PROVIDED RECORDS:

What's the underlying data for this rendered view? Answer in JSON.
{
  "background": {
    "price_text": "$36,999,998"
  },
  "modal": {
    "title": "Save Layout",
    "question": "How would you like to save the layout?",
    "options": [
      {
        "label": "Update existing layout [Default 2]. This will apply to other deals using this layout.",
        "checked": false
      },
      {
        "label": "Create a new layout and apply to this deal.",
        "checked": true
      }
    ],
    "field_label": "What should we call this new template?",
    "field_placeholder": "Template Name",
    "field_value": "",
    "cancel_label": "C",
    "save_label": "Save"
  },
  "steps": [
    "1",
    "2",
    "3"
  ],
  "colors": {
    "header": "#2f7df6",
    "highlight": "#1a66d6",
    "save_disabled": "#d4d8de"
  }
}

OBJECTIVE:
Work out how many lines above contain the word "What". Give only the number.

TASK SOLUTION:
2